● **OBJECTIVE**: Retype the records below exactly as they appear, but leave out any pictures.

● **DATA FOR THIS EXERCISE**:
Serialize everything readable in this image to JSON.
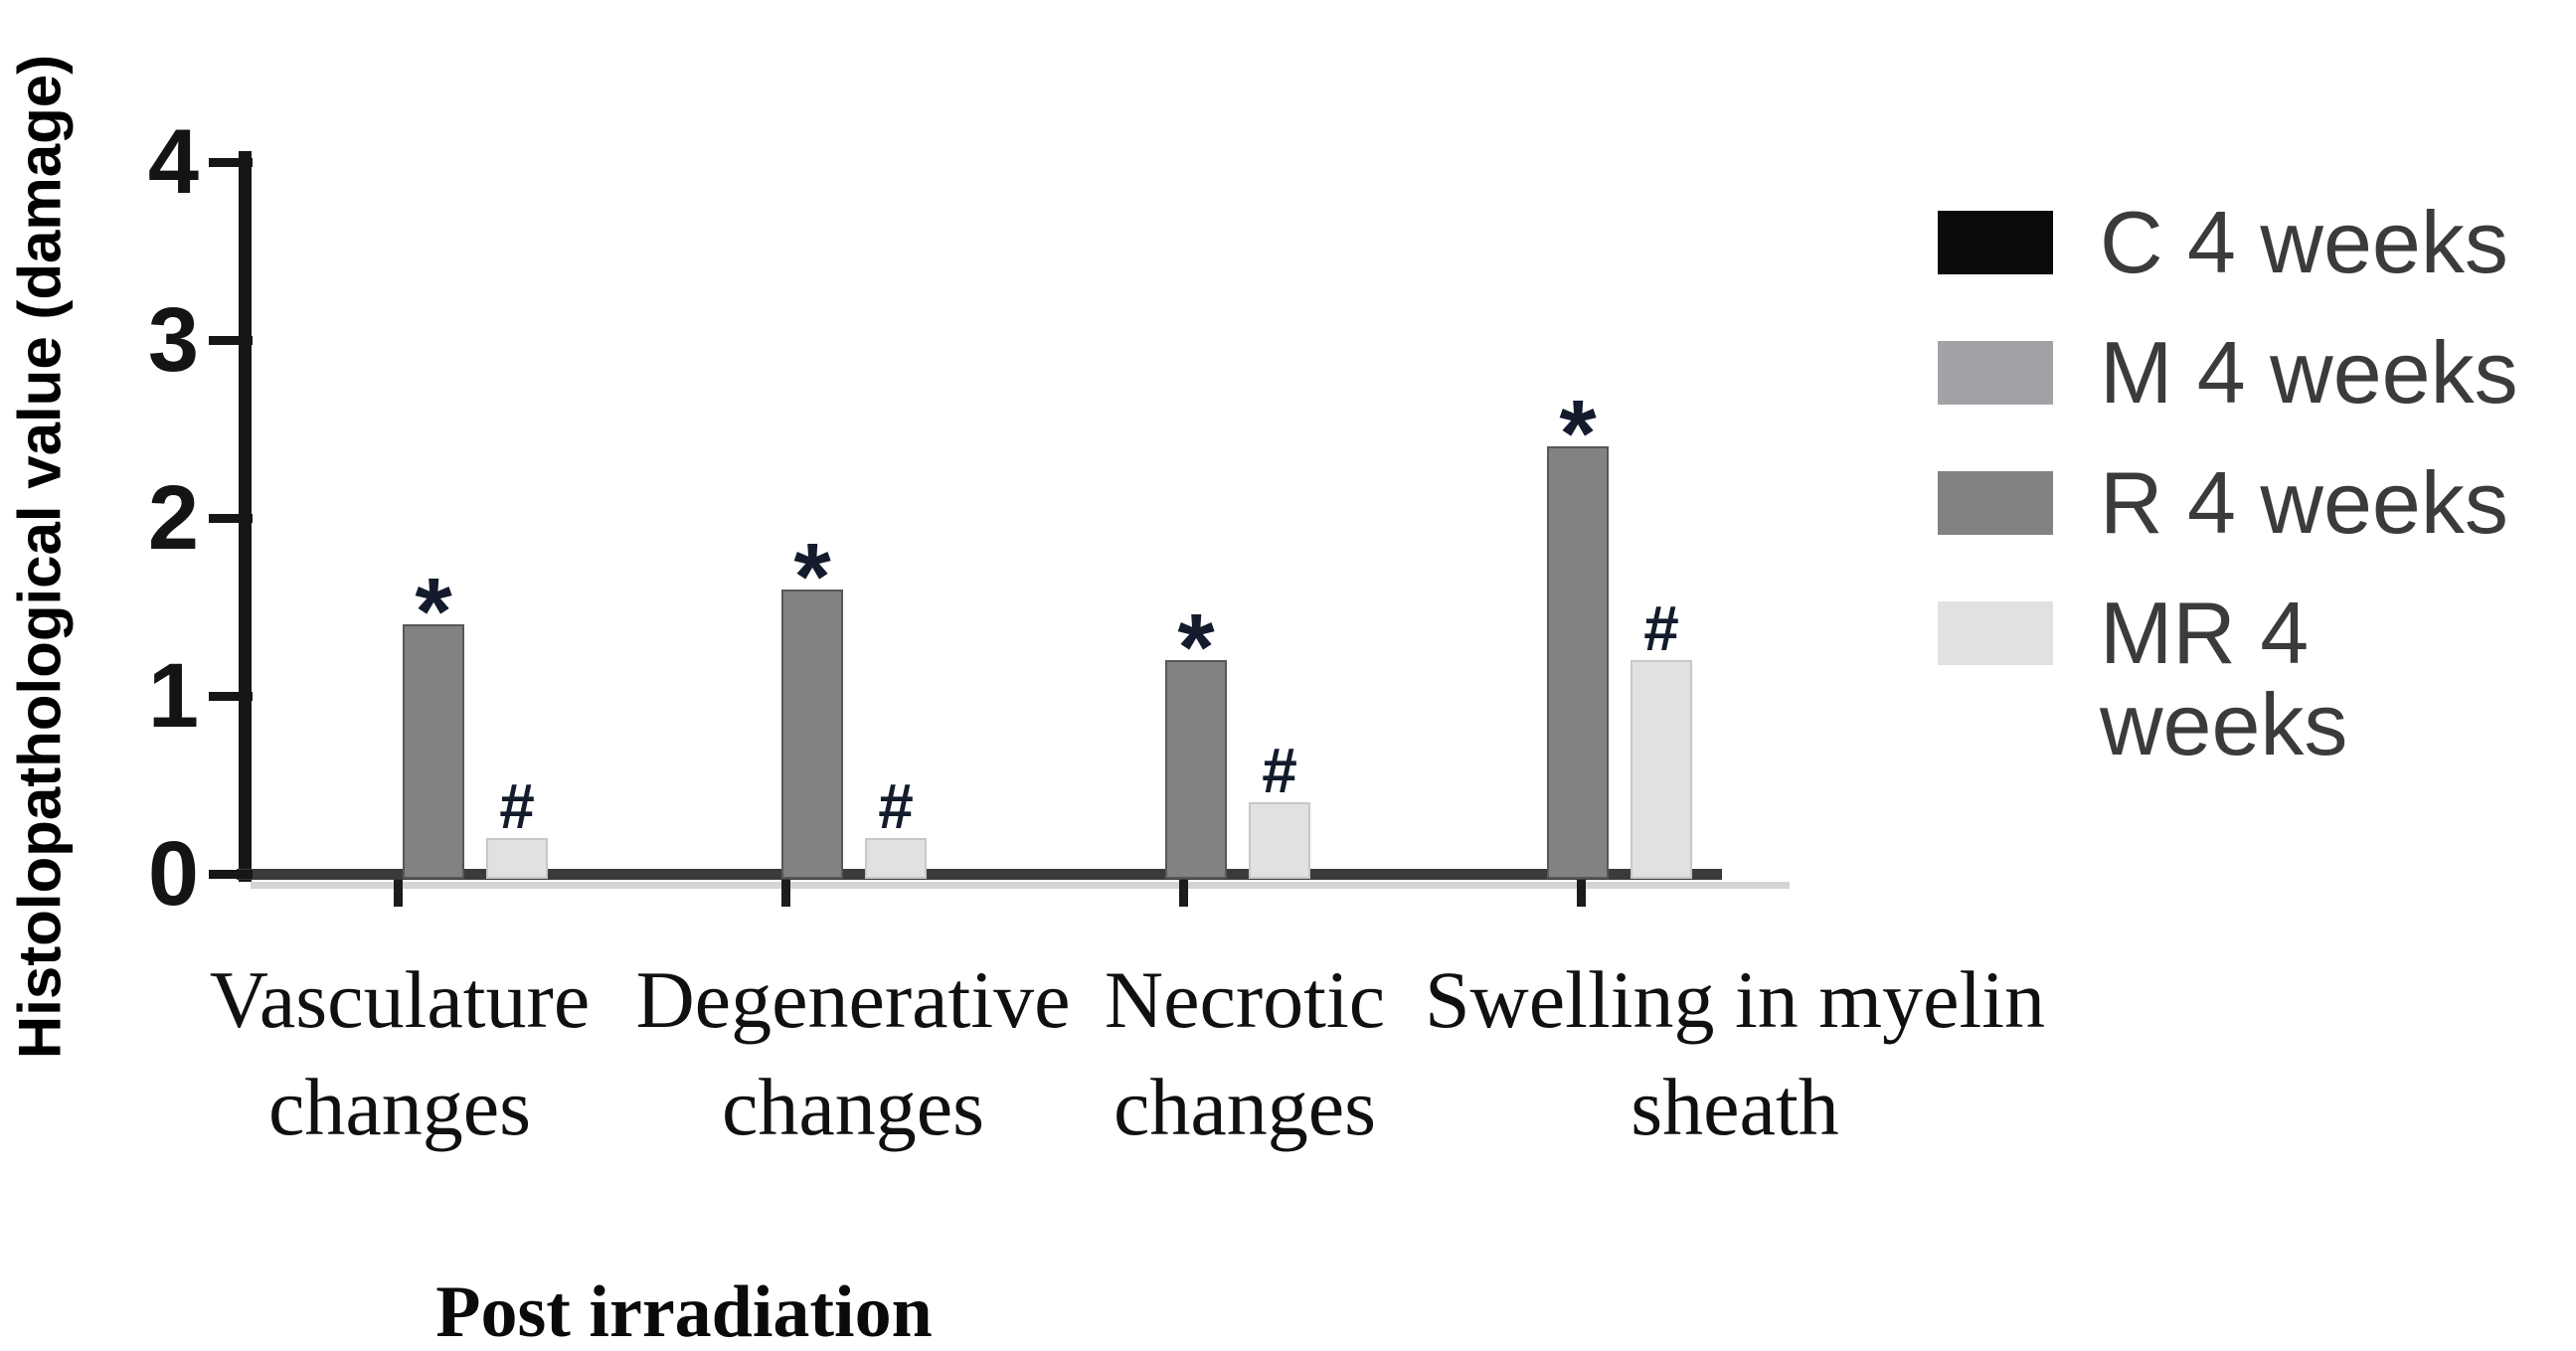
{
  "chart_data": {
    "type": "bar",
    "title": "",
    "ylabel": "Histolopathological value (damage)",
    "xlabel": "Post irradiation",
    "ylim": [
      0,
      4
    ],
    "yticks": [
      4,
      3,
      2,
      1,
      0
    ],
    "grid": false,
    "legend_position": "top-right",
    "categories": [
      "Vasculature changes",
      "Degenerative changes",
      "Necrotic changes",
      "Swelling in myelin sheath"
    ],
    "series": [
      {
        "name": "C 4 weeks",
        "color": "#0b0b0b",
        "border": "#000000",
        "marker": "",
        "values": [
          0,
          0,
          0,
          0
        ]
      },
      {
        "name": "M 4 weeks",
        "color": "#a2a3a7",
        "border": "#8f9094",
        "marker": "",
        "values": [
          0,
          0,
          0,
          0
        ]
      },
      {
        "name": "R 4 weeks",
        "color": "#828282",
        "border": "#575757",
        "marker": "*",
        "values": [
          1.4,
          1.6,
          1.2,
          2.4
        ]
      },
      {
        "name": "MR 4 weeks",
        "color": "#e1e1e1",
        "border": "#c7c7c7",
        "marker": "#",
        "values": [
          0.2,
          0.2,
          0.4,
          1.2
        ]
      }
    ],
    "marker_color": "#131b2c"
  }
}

● **EXERCISE RESPONSE**:
Serialize everything readable in this image to JSON.
{
  "chart_data": {
    "type": "bar",
    "title": "",
    "ylabel": "Histolopathological value (damage)",
    "xlabel": "Post irradiation",
    "ylim": [
      0,
      4
    ],
    "yticks": [
      4,
      3,
      2,
      1,
      0
    ],
    "grid": false,
    "legend_position": "top-right",
    "categories": [
      "Vasculature changes",
      "Degenerative changes",
      "Necrotic changes",
      "Swelling in myelin sheath"
    ],
    "series": [
      {
        "name": "C 4 weeks",
        "color": "#0b0b0b",
        "border": "#000000",
        "marker": "",
        "values": [
          0,
          0,
          0,
          0
        ]
      },
      {
        "name": "M 4 weeks",
        "color": "#a2a3a7",
        "border": "#8f9094",
        "marker": "",
        "values": [
          0,
          0,
          0,
          0
        ]
      },
      {
        "name": "R 4 weeks",
        "color": "#828282",
        "border": "#575757",
        "marker": "*",
        "values": [
          1.4,
          1.6,
          1.2,
          2.4
        ]
      },
      {
        "name": "MR 4 weeks",
        "color": "#e1e1e1",
        "border": "#c7c7c7",
        "marker": "#",
        "values": [
          0.2,
          0.2,
          0.4,
          1.2
        ]
      }
    ],
    "marker_color": "#131b2c"
  }
}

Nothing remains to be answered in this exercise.